[GIVEN INFORMATION]:
----
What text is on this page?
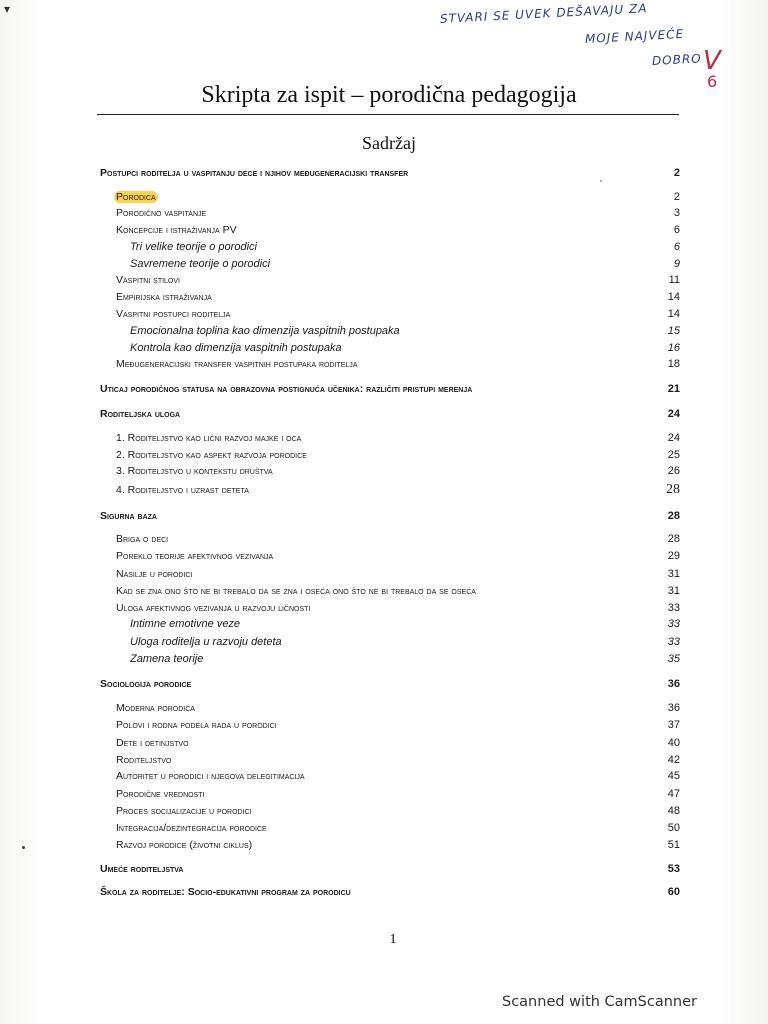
▾	STVARI SE UVEK DEŠAVAJU ZA
MOJE NAJVEĆE
DOBRO V
6
Skripta za ispit – porodična pedagogija
Sadržaj
Postupci roditelja u vaspitanju dece i njihov međugeneracijski transfer	2
Porodica	2
Porodično vaspitanje	3
Koncepcije i istraživanja PV	6
Tri velike teorije o porodici	6
Savremene teorije o porodici	9
Vaspitni stilovi	11
Empirijska istraživanja	14
Vaspitni postupci roditelja	14
Emocionalna toplina kao dimenzija vaspitnih postupaka	15
Kontrola kao dimenzija vaspitnih postupaka	16
Međugeneracijski transfer vaspitnih postupaka roditelja	18
Uticaj porodičnog statusa na obrazovna postignuća učenika: različiti pristupi merenja	21
Roditeljska uloga	24
1. Roditeljstvo kao lični razvoj majke i oca	24
2. Roditeljstvo kao aspekt razvoja porodice	25
3. Roditeljstvo u kontekstu društva	26
4. Roditeljstvo i uzrast deteta	28
Sigurna baza	28
Briga o deci	28
Poreklo teorije afektivnog vezivanja	29
Nasilje u porodici	31
Kad se zna ono što ne bi trebalo da se zna i oseća ono što ne bi trebalo da se oseća	31
Uloga afektivnog vezivanja u razvoju ličnosti	33
Intimne emotivne veze	33
Uloga roditelja u razvoju deteta	33
Zamena teorije	35
Sociologija porodice	36
Moderna porodica	36
Polovi i rodna podela rada u porodici	37
Dete i detinjstvo	40
Roditeljstvo	42
Autoritet u porodici i njegova delegitimacija	45
Porodične vrednosti	47
Proces socijalizacije u porodici	48
Integracija/dezintegracija porodice	50
Razvoj porodice (životni ciklus)	51
Umeće roditeljstva	53
Škola za roditelje: Socio-edukativni program za porodicu	60
1
Scanned with CamScanner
----
[WHAT THE TASK REQUIRES]: Search the entries for the word "porodici" and pick out every line that holds it.

[TASK RESPONSE]:
Tri velike teorije o porodici	6
Savremene teorije o porodici	9
Nasilje u porodici	31
Polovi i rodna podela rada u porodici	37
Autoritet u porodici i njegova delegitimacija	45
Proces socijalizacije u porodici	48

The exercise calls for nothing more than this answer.